[Element placement data]
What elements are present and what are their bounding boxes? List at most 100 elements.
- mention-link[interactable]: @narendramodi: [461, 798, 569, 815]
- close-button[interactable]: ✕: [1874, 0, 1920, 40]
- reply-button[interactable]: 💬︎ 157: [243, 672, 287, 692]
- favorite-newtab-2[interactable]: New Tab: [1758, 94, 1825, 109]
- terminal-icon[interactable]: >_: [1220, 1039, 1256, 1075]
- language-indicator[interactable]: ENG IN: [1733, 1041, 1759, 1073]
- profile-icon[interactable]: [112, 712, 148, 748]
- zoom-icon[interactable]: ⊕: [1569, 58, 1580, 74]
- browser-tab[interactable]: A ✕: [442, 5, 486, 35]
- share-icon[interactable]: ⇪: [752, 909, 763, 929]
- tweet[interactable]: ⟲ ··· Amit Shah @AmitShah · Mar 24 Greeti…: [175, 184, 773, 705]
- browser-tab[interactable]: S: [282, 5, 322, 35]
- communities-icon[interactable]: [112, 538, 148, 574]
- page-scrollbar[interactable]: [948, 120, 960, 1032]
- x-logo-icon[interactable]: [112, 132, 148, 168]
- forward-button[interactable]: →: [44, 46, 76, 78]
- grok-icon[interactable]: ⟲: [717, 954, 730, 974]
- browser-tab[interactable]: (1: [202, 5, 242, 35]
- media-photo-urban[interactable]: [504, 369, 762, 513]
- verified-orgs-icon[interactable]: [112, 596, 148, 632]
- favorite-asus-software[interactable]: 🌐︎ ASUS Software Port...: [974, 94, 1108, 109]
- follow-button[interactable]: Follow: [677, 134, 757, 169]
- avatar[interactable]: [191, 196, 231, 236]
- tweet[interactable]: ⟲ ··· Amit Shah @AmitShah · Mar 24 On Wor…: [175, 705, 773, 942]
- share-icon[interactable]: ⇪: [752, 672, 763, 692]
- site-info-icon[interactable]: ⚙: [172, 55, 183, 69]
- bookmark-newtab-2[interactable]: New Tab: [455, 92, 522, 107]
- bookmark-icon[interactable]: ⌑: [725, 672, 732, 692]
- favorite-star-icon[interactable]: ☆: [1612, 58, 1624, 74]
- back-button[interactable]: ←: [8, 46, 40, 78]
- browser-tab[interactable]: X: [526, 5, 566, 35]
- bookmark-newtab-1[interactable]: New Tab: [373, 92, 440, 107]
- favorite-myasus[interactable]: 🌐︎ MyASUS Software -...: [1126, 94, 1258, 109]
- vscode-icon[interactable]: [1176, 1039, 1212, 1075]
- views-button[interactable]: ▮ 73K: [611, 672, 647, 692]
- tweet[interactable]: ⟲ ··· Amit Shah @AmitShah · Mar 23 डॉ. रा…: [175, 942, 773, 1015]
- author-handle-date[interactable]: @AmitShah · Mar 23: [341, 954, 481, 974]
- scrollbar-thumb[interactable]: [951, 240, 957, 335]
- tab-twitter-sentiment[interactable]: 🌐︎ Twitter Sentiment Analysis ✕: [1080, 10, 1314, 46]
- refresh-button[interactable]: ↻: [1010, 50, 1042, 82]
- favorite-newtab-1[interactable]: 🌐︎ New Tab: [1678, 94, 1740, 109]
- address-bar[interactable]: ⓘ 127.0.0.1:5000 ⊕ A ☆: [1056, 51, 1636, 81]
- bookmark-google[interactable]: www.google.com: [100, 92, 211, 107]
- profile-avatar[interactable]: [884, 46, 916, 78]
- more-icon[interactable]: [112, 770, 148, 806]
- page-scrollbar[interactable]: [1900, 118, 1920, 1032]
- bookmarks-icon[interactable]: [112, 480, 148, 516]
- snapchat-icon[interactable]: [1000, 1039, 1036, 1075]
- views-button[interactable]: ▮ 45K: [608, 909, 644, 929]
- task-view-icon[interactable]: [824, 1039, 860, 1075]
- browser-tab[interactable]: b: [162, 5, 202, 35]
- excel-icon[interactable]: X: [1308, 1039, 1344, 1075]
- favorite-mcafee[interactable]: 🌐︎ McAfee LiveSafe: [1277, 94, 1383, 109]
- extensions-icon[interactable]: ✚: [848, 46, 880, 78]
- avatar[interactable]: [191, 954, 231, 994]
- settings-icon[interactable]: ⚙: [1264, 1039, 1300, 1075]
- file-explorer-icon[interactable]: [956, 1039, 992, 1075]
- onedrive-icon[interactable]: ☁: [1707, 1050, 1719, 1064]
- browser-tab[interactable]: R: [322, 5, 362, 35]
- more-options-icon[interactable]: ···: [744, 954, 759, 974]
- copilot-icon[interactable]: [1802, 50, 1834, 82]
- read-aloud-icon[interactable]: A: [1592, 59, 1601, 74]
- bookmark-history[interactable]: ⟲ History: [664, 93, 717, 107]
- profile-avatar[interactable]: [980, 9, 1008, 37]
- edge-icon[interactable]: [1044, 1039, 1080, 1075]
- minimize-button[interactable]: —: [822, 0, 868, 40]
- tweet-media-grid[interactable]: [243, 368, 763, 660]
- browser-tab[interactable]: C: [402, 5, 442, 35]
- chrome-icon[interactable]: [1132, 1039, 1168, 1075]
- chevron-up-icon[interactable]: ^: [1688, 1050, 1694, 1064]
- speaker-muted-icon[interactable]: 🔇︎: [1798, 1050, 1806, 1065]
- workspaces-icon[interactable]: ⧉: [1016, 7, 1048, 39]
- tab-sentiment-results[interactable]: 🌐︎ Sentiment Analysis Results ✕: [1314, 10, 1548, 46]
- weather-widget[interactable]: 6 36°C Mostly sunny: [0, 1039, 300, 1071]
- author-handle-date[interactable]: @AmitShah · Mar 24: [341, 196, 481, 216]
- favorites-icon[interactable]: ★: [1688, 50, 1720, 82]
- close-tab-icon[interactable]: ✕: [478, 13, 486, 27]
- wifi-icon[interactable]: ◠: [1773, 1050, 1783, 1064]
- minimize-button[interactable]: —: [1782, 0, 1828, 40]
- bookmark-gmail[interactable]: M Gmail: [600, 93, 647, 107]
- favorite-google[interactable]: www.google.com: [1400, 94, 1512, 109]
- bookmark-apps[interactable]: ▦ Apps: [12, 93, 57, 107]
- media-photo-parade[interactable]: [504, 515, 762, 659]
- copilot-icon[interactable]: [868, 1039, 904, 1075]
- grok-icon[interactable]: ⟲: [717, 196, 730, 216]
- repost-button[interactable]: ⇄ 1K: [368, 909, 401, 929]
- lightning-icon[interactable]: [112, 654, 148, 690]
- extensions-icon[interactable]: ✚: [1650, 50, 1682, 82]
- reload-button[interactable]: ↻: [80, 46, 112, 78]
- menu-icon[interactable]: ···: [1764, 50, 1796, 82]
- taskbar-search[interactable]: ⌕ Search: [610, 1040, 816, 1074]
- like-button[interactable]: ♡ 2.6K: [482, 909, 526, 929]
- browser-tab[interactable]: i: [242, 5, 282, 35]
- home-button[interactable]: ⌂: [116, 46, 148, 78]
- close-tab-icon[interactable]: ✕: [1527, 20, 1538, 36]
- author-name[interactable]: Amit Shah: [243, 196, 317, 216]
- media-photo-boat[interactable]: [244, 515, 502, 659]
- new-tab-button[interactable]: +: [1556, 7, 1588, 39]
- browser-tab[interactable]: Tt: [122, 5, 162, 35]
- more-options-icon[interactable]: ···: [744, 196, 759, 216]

YOUR GOAL
Please swap "browser-tab" for "window-tab" in the items, starting with the first line of the items and going on through the line with "- forward-button[interactable]: →: [44, 46, 76, 78]", and give those lines again with everything else unchanged.

REPLY
What elements are present and what are their bounding boxes? List at most 100 elements.
- mention-link[interactable]: @narendramodi: [461, 798, 569, 815]
- close-button[interactable]: ✕: [1874, 0, 1920, 40]
- reply-button[interactable]: 💬︎ 157: [243, 672, 287, 692]
- favorite-newtab-2[interactable]: New Tab: [1758, 94, 1825, 109]
- terminal-icon[interactable]: >_: [1220, 1039, 1256, 1075]
- language-indicator[interactable]: ENG IN: [1733, 1041, 1759, 1073]
- profile-icon[interactable]: [112, 712, 148, 748]
- zoom-icon[interactable]: ⊕: [1569, 58, 1580, 74]
- window-tab[interactable]: A ✕: [442, 5, 486, 35]
- share-icon[interactable]: ⇪: [752, 909, 763, 929]
- tweet[interactable]: ⟲ ··· Amit Shah @AmitShah · Mar 24 Greeti…: [175, 184, 773, 705]
- window-tab[interactable]: S: [282, 5, 322, 35]
- communities-icon[interactable]: [112, 538, 148, 574]
- page-scrollbar[interactable]: [948, 120, 960, 1032]
- x-logo-icon[interactable]: [112, 132, 148, 168]
- forward-button[interactable]: →: [44, 46, 76, 78]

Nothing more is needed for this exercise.